# SET EXERCISE
Each line that holds the word "concentrado" counts once; report how many lines do so and nothing else.

********

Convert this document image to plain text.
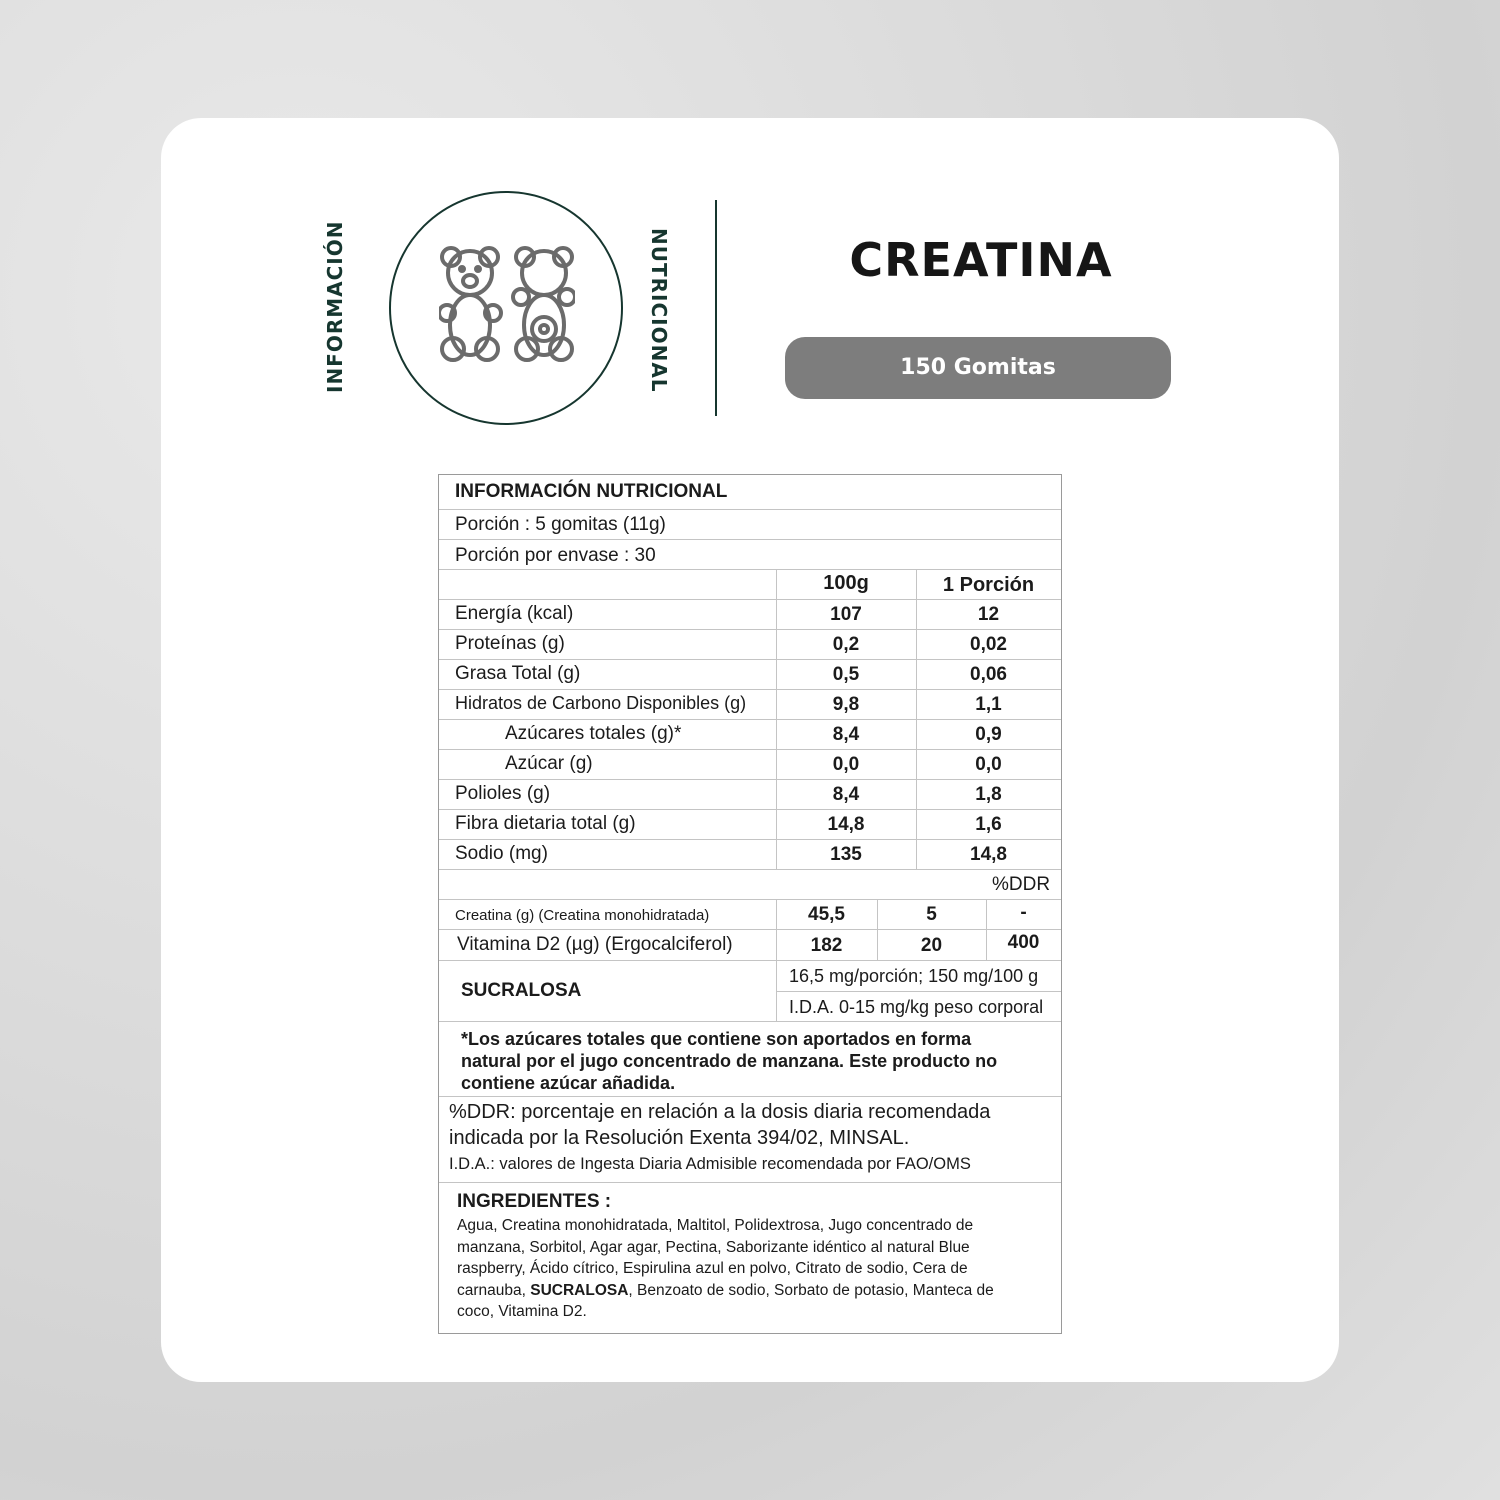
INFORMACIÓN	NUTRICIONAL	CREATINA
150 Gomitas
INFORMACIÓN NUTRICIONAL
Porción : 5 gomitas (11g)
Porción por envase : 30
100g	1 Porción
Energía (kcal)	107	12
Proteínas (g)	0,2	0,02
Grasa Total (g)	0,5	0,06
Hidratos de Carbono Disponibles (g)	9,8	1,1
Azúcares totales (g)*	8,4	0,9
Azúcar (g)	0,0	0,0
Polioles (g)	8,4	1,8
Fibra dietaria total (g)	14,8	1,6
Sodio (mg)	135	14,8
%DDR
Creatina (g) (Creatina monohidratada)	45,5	5	-
Vitamina D2 (µg) (Ergocalciferol)	182	20	400
SUCRALOSA
16,5 mg/porción; 150 mg/100 g
I.D.A. 0-15 mg/kg peso corporal
*Los azúcares totales que contiene son aportados en forma
natural por el jugo concentrado de manzana. Este producto no
contiene azúcar añadida.
%DDR: porcentaje en relación a la dosis diaria recomendada
indicada por la Resolución Exenta 394/02, MINSAL.
I.D.A.: valores de Ingesta Diaria Admisible recomendada por FAO/OMS
INGREDIENTES :
Agua, Creatina monohidratada, Maltitol, Polidextrosa, Jugo concentrado de
manzana, Sorbitol, Agar agar, Pectina, Saborizante idéntico al natural Blue
raspberry, Ácido cítrico, Espirulina azul en polvo, Citrato de sodio, Cera de
carnauba, SUCRALOSA, Benzoato de sodio, Sorbato de potasio, Manteca de
coco, Vitamina D2.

********

# REPLY
2